DETALHES DO EXERCÍCIO: Prossiga com o texto sobre os protestos contra Mubarak no Egito, continuando-o a partir da última frase apresentada.

TRECHO FORNECIDO:
┏━━

Além de nomear novos ministros, Mubarak deu mais uma prova de que não pretende abandonar tão cedo a cadeira presidencial ao instruir seu novo vice-presidente, Omar Suleiman, a iniciar diálogos com todos os blocos de oposição - inclusive para discutir reformas legislativas e constitucionais. Nos bastidores, cresciam também as articulações para assegurar uma transição pacífica à democracia. Depois de costurar alianças com outras facções, Mohamed ElBaradei reuniu-se na noite de ontem com oficiais de média patente do Exército. Segundo fontes ligadas à Associação Nacional por Mudança, o líder oposicionista estaria negociando uma nova Constituição, laica, civil e democrática - o que afastaria os temores de que um governo de orientação islâmica emergisse no futuro.

Entre os novos ministros anunciados mais cedo por Mubarak, está o general Mahmoud Wagdy, ex-chefe do departamento de investigações criminais da Polícia, indicado para o Ministério do Interior - responsável pela temida polícia. Velhos aliados do presidente foram mantidos em cargos-chave como Defesa e Relações Exteriores. O ditador decidiu, ainda, afastar empresários que ditavam a política econômica liberal.

Apesar das promessas de mudanças, chegar ao megaprotesto de hoje não será fácil. Numa tentativa de impedir os manifestantes de chegar à Praça Tahrir, o sistema de trens foi suspenso por tempo indeterminado e fontes do Ministério da Informação afirmaram à CNN que os serviços de telefonia serão cortados. Desde ontem, as manifestações já não têm o regime como único alvo. Faixas e cartazes traziam também o nome de Obama e referências a Israel - cujas boas relações diplomáticas com o Egito são desaprovadas por boa parte de uma população cujas camadas mais humildes prezam pela devoção ao islamismo. Gritos de "Israel é o próximo alvo" foram ouvidos na Praça Tahrir, onde tanques do Exército já dividiam espaço com a polícia.

A atmosfera nas ruas, no entanto, era mais festiva do que tensa. Milhares de pessoas passaram a noite de domingo na praça, aquecendo-se em fogueiras, muitas dormindo nos canteiros - principalmente manifestantes que vieram de outras cidades para a capital, como o microempresário Mohammed Mohsen, de 28 anos, que ainda trazia no casaco e colchão improvisado um pouco da poeira acumulada pela utilização de um canteiro de obras como dormitório.

┗━━

INFORMAÇÕES FORNECIDAS:

┏━━

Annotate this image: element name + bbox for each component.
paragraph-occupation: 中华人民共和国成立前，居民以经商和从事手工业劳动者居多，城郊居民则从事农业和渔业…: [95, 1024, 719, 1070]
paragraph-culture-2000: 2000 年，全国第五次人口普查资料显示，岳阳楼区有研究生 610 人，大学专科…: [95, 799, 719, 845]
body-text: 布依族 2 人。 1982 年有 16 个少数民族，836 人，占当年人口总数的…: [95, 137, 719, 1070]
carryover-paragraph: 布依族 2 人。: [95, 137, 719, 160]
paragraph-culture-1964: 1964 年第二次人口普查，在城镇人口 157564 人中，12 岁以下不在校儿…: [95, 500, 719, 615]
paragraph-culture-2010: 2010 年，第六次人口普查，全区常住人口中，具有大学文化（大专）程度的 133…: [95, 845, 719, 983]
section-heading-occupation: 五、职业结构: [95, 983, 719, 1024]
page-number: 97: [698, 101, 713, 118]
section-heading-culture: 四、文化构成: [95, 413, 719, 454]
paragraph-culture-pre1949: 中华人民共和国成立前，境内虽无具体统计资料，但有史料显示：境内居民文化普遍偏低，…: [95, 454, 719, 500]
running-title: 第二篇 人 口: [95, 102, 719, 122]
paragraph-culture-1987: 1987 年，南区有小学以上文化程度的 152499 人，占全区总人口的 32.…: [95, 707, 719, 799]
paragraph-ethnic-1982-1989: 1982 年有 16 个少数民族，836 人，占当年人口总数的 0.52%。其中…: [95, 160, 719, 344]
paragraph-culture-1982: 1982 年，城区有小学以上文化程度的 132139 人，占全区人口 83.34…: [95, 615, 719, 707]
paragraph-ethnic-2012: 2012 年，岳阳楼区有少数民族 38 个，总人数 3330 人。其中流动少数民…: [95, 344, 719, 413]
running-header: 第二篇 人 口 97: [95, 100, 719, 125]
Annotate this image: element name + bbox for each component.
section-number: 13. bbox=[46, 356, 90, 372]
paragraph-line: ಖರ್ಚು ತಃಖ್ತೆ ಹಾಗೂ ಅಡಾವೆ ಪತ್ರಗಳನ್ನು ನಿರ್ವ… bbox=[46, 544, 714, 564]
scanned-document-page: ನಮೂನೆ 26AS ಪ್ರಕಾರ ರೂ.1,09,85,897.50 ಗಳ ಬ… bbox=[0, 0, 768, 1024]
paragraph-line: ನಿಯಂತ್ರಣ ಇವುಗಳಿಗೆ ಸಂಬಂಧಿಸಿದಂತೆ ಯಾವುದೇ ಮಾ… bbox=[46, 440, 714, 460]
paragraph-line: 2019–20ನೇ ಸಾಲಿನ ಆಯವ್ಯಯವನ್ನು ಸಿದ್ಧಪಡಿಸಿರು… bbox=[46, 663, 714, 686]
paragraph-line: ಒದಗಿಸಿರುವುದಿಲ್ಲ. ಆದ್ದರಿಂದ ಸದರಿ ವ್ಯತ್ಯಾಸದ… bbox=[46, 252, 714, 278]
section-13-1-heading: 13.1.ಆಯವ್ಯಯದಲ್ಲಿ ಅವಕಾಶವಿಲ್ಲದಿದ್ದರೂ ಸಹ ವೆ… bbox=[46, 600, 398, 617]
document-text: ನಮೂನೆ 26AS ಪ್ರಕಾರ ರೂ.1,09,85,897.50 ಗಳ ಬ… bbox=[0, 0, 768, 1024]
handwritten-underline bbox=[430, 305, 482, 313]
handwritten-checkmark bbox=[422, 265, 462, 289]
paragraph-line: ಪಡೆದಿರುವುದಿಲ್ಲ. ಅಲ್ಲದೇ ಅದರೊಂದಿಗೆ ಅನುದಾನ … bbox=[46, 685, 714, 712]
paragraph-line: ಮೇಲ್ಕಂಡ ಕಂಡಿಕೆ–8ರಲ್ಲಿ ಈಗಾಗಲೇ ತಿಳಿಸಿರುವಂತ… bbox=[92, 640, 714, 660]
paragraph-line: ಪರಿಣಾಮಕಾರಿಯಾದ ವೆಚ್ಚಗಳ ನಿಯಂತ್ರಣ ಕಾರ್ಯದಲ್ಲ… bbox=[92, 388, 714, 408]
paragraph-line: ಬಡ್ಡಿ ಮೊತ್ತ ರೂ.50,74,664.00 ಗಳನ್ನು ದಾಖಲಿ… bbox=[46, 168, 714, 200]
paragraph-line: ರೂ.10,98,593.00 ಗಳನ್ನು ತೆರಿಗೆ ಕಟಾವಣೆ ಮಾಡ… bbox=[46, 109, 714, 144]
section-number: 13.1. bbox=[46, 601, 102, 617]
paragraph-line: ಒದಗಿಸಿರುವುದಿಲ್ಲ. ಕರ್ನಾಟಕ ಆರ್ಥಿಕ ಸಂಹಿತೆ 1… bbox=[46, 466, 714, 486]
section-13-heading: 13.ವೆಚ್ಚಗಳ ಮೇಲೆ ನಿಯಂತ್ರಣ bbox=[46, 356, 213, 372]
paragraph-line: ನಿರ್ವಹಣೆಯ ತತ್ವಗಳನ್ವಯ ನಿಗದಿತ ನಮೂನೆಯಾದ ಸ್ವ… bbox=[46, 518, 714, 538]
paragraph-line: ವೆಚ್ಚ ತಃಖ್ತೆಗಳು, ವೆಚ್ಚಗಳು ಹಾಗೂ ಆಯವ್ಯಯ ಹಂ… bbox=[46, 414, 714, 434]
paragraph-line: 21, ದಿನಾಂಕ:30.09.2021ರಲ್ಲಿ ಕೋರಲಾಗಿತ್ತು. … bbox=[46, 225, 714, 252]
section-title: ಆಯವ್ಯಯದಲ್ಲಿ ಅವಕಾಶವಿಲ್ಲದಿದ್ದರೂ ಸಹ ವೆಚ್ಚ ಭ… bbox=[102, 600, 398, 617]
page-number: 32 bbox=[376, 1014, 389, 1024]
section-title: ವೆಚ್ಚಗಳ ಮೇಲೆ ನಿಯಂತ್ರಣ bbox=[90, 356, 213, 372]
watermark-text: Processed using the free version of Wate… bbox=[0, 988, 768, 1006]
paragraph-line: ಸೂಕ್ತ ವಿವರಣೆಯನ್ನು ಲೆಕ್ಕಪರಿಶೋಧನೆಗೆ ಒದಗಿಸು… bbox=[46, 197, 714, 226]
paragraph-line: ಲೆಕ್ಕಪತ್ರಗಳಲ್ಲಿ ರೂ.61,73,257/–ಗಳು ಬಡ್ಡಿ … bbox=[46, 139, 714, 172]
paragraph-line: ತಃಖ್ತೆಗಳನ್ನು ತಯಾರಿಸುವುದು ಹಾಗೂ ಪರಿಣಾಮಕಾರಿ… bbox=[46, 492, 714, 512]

┗━━

RESULTADO DO EXERCÍCIO:
- Estou na cidade há quatro dias e dormi em vários lugares diferentes, mas tinha que estar aqui para dar minha contribuição.

Estrangeiros em fuga levam caos ao aeroporto

Durante o dia, houve distribuição de água, pães e frutas secas. Com grande parte do comércio fechado e a depredação de lanchonetes, vendedores ambulantes vendiam até quentinhas. Além de café, chás de gengibre eram a solução para os manifestantes batalhando contra a rouquidão de sete dias de protestos.

- Ficaremos aqui enquanto for necessário para que Mubarak vá embora - sussurrou a estudante Huda Farouk, de 23 anos.

Um sinal de maior tranquilidade era o hospital de campanha, montado numa mesquita vizinha à Praça Tahrir, praticamente vazio ontem. No fim de semana, segundo voluntários, foram atendidos mais de 50 casos de ferimentos com balas de borracha ou munição viva e pelo menos três mortes causadas por gás lacrimogêneo.

- Estamos aliviados, pois operamos no limite de nossa capacidade nos últimos dias. Nosso material, por exemplo, é todo doado por farmacêuticos - explicou a médica Rada Olfat.

Nos aeroportos, porém, as cenas de caos, com longas filas e passageiros acampando no saguão, agravaram-se com o anúncio da EgyptAir, a principal companhia do país, de cancelamento de todos os vôos entre hoje e quarta-feira. Num esforço conjunto de governos e companhias aéreas, empresas europeias como Lufthansa, Austrian Airlines e Air Berlim anunciaram o envio de aeronaves maiores que o habitual para dar conta da demanda. Segundo o Departamento de Estado dos EUA, pelo menos 220 cidadãos americanos foram retirados do Egito, e mais de 2.400 pediram ajuda para deixar o país.